■ **What to produce**
Below is a set of records; print all of them exactly as written.

** Start of Raw data **

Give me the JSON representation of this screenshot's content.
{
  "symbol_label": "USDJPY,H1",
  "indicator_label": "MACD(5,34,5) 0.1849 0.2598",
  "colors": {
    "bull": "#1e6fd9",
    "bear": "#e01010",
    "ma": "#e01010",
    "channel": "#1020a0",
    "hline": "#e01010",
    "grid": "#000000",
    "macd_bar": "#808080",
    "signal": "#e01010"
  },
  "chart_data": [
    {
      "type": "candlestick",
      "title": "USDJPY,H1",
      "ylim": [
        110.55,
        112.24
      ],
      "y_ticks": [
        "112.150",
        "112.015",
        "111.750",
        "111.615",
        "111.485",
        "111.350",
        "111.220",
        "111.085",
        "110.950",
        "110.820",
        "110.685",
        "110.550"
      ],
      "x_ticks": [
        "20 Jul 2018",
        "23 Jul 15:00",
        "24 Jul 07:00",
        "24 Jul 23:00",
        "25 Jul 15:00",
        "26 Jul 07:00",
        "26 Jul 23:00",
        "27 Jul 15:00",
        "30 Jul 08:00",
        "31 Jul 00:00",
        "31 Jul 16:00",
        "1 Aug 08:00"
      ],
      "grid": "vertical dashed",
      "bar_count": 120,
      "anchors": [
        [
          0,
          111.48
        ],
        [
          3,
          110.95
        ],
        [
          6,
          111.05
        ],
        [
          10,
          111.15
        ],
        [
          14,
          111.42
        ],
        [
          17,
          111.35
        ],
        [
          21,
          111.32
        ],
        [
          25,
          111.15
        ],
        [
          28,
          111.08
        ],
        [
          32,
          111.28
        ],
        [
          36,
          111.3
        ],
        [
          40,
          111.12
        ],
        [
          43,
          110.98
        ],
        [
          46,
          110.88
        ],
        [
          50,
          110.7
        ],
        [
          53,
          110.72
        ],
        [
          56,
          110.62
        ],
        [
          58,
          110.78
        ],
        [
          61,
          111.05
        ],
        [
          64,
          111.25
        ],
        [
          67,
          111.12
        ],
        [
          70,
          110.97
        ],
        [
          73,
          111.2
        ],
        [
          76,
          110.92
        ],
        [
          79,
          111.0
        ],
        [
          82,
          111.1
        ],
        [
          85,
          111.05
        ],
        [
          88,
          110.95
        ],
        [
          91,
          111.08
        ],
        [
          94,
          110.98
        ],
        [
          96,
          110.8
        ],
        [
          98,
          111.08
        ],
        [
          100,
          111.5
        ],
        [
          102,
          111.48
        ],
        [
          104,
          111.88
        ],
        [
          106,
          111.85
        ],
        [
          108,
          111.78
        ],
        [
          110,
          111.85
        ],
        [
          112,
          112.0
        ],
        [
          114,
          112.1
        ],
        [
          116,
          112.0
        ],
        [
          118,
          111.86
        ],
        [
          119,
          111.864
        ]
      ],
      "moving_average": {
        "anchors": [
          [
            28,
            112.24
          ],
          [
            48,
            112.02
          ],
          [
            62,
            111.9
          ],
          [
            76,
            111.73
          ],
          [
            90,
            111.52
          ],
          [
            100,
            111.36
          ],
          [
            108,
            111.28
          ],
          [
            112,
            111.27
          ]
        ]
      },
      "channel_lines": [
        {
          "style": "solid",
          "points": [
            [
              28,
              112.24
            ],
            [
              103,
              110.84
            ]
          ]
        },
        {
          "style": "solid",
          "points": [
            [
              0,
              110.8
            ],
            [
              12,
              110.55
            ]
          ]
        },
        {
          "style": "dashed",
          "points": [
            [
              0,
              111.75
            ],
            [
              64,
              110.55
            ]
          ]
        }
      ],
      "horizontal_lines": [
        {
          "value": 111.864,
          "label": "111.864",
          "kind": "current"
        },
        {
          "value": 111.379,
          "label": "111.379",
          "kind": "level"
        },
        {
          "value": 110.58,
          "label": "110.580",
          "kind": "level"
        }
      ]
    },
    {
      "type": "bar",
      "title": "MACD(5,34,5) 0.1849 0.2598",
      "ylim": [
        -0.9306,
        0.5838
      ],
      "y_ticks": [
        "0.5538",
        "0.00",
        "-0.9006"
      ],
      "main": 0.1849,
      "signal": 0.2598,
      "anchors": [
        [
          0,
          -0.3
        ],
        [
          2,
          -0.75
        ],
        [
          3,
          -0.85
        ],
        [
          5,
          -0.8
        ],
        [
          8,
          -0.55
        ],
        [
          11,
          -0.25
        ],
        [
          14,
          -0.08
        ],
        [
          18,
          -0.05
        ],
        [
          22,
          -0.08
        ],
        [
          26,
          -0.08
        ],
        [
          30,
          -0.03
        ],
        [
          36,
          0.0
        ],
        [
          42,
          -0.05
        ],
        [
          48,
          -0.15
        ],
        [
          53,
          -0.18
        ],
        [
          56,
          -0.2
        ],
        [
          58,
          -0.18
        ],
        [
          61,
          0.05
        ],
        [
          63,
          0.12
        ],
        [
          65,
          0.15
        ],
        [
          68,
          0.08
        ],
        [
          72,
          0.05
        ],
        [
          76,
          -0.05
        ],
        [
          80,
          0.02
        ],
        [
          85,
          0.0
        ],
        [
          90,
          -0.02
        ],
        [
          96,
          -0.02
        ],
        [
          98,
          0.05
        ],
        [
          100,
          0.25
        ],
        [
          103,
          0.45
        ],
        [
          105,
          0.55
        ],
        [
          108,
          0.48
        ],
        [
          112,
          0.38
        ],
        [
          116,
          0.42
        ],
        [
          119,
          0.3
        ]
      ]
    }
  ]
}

** End of Raw data **

■ **Right answer**
Give me the JSON representation of this screenshot's content.
{
  "symbol_label": "USDJPY,H1",
  "indicator_label": "MACD(5,34,5) 0.1849 0.2598",
  "colors": {
    "bull": "#1e6fd9",
    "bear": "#e01010",
    "ma": "#e01010",
    "channel": "#1020a0",
    "hline": "#e01010",
    "grid": "#000000",
    "macd_bar": "#808080",
    "signal": "#e01010"
  },
  "chart_data": [
    {
      "type": "candlestick",
      "title": "USDJPY,H1",
      "ylim": [
        110.55,
        112.24
      ],
      "y_ticks": [
        "112.150",
        "112.015",
        "111.750",
        "111.615",
        "111.485",
        "111.350",
        "111.220",
        "111.085",
        "110.950",
        "110.820",
        "110.685",
        "110.550"
      ],
      "x_ticks": [
        "20 Jul 2018",
        "23 Jul 15:00",
        "24 Jul 07:00",
        "24 Jul 23:00",
        "25 Jul 15:00",
        "26 Jul 07:00",
        "26 Jul 23:00",
        "27 Jul 15:00",
        "30 Jul 08:00",
        "31 Jul 00:00",
        "31 Jul 16:00",
        "1 Aug 08:00"
      ],
      "grid": "vertical dashed",
      "bar_count": 120,
      "anchors": [
        [
          0,
          111.48
        ],
        [
          3,
          110.95
        ],
        [
          6,
          111.05
        ],
        [
          10,
          111.15
        ],
        [
          14,
          111.42
        ],
        [
          17,
          111.35
        ],
        [
          21,
          111.32
        ],
        [
          25,
          111.15
        ],
        [
          28,
          111.08
        ],
        [
          32,
          111.28
        ],
        [
          36,
          111.3
        ],
        [
          40,
          111.12
        ],
        [
          43,
          110.98
        ],
        [
          46,
          110.88
        ],
        [
          50,
          110.7
        ],
        [
          53,
          110.72
        ],
        [
          56,
          110.62
        ],
        [
          58,
          110.78
        ],
        [
          61,
          111.05
        ],
        [
          64,
          111.25
        ],
        [
          67,
          111.12
        ],
        [
          70,
          110.97
        ],
        [
          73,
          111.2
        ],
        [
          76,
          110.92
        ],
        [
          79,
          111.0
        ],
        [
          82,
          111.1
        ],
        [
          85,
          111.05
        ],
        [
          88,
          110.95
        ],
        [
          91,
          111.08
        ],
        [
          94,
          110.98
        ],
        [
          96,
          110.8
        ],
        [
          98,
          111.08
        ],
        [
          100,
          111.5
        ],
        [
          102,
          111.48
        ],
        [
          104,
          111.88
        ],
        [
          106,
          111.85
        ],
        [
          108,
          111.78
        ],
        [
          110,
          111.85
        ],
        [
          112,
          112.0
        ],
        [
          114,
          112.1
        ],
        [
          116,
          112.0
        ],
        [
          118,
          111.86
        ],
        [
          119,
          111.864
        ]
      ],
      "moving_average": {
        "anchors": [
          [
            28,
            112.24
          ],
          [
            48,
            112.02
          ],
          [
            62,
            111.9
          ],
          [
            76,
            111.73
          ],
          [
            90,
            111.52
          ],
          [
            100,
            111.36
          ],
          [
            108,
            111.28
          ],
          [
            112,
            111.27
          ]
        ]
      },
      "channel_lines": [
        {
          "style": "solid",
          "points": [
            [
              28,
              112.24
            ],
            [
              103,
              110.84
            ]
          ]
        },
        {
          "style": "solid",
          "points": [
            [
              0,
              110.8
            ],
            [
              12,
              110.55
            ]
          ]
        },
        {
          "style": "dashed",
          "points": [
            [
              0,
              111.75
            ],
            [
              64,
              110.55
            ]
          ]
        }
      ],
      "horizontal_lines": [
        {
          "value": 111.864,
          "label": "111.864",
          "kind": "current"
        },
        {
          "value": 111.379,
          "label": "111.379",
          "kind": "level"
        },
        {
          "value": 110.58,
          "label": "110.580",
          "kind": "level"
        }
      ]
    },
    {
      "type": "bar",
      "title": "MACD(5,34,5) 0.1849 0.2598",
      "ylim": [
        -0.9306,
        0.5838
      ],
      "y_ticks": [
        "0.5538",
        "0.00",
        "-0.9006"
      ],
      "main": 0.1849,
      "signal": 0.2598,
      "anchors": [
        [
          0,
          -0.3
        ],
        [
          2,
          -0.75
        ],
        [
          3,
          -0.85
        ],
        [
          5,
          -0.8
        ],
        [
          8,
          -0.55
        ],
        [
          11,
          -0.25
        ],
        [
          14,
          -0.08
        ],
        [
          18,
          -0.05
        ],
        [
          22,
          -0.08
        ],
        [
          26,
          -0.08
        ],
        [
          30,
          -0.03
        ],
        [
          36,
          0.0
        ],
        [
          42,
          -0.05
        ],
        [
          48,
          -0.15
        ],
        [
          53,
          -0.18
        ],
        [
          56,
          -0.2
        ],
        [
          58,
          -0.18
        ],
        [
          61,
          0.05
        ],
        [
          63,
          0.12
        ],
        [
          65,
          0.15
        ],
        [
          68,
          0.08
        ],
        [
          72,
          0.05
        ],
        [
          76,
          -0.05
        ],
        [
          80,
          0.02
        ],
        [
          85,
          0.0
        ],
        [
          90,
          -0.02
        ],
        [
          96,
          -0.02
        ],
        [
          98,
          0.05
        ],
        [
          100,
          0.25
        ],
        [
          103,
          0.45
        ],
        [
          105,
          0.55
        ],
        [
          108,
          0.48
        ],
        [
          112,
          0.38
        ],
        [
          116,
          0.42
        ],
        [
          119,
          0.3
        ]
      ]
    }
  ]
}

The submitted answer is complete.